*Exercise instructions*
Repeat every record exactly, but keep images out of the copy.

*Records*
-=-=-=-=-

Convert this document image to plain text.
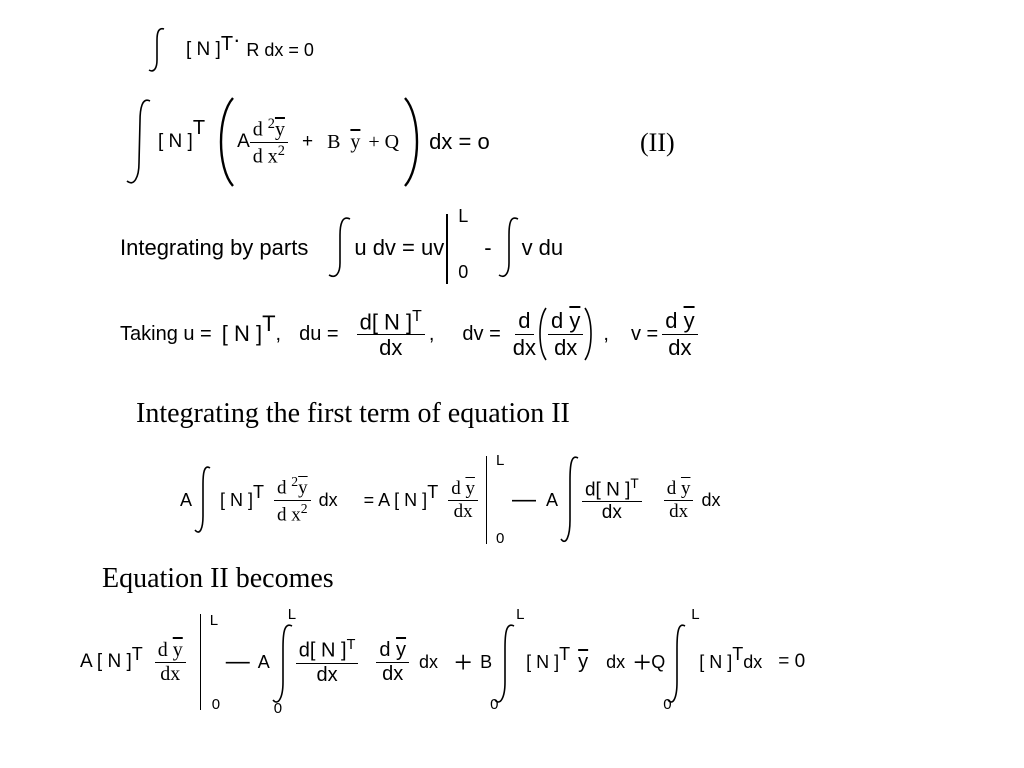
[ N ]$^T$ · R dx = 0
[ N ]
$^T$
A $\frac{d ^2\overline{y}}{d x^2} + B$ $\overline{y} + Q$ dx = o	(II)
Integrating by parts u dv = uv
L
0
- v du
Taking u = [ N ]$^T$ , du = $\frac{d[ N ]^T}{dx}$ , dv = $\frac{d}{dx} \frac{d \overline{y}}{dx}$ , $v = \frac{d \overline{y}}{dx}$
Integrating the first term of equation II
A [ N ]$^T \frac{d ^2\overline{y}}{d x^2}$ dx = A [ N ]$^T \frac{d \overline{y}}{dx}$
L
0
— A $\frac{d[ N ]^T}{dx} \frac{d \overline{y}}{dx}$ dx
Equation II becomes
A [ N ]$^T \frac{d \overline{y}}{dx}$
L
0
— A
L
0
$\frac{d[ N ]^T}{dx} \frac{d \overline{y}}{dx}$ dx + B
L
0
[ N ]$^T$ $\overline{y}$ dx + Q
L
0
[ N ]$^T$ dx = 0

-=-=-=-=-

*Answer to the exercise*
Convert this document image to plain text.
[ N ]$^T$ · R dx = 0
[ N ]
$^T$
A $\frac{d ^2\overline{y}}{d x^2} + B$ $\overline{y} + Q$ dx = o	(II)
Integrating by parts u dv = uv
L
0
- v du
Taking u = [ N ]$^T$ , du = $\frac{d[ N ]^T}{dx}$ , dv = $\frac{d}{dx} \frac{d \overline{y}}{dx}$ , $v = \frac{d \overline{y}}{dx}$
Integrating the first term of equation II
A [ N ]$^T \frac{d ^2\overline{y}}{d x^2}$ dx = A [ N ]$^T \frac{d \overline{y}}{dx}$
L
0
— A $\frac{d[ N ]^T}{dx} \frac{d \overline{y}}{dx}$ dx
Equation II becomes
A [ N ]$^T \frac{d \overline{y}}{dx}$
L
0
— A
L
0
$\frac{d[ N ]^T}{dx} \frac{d \overline{y}}{dx}$ dx + B
L
0
[ N ]$^T$ $\overline{y}$ dx + Q
L
0
[ N ]$^T$ dx = 0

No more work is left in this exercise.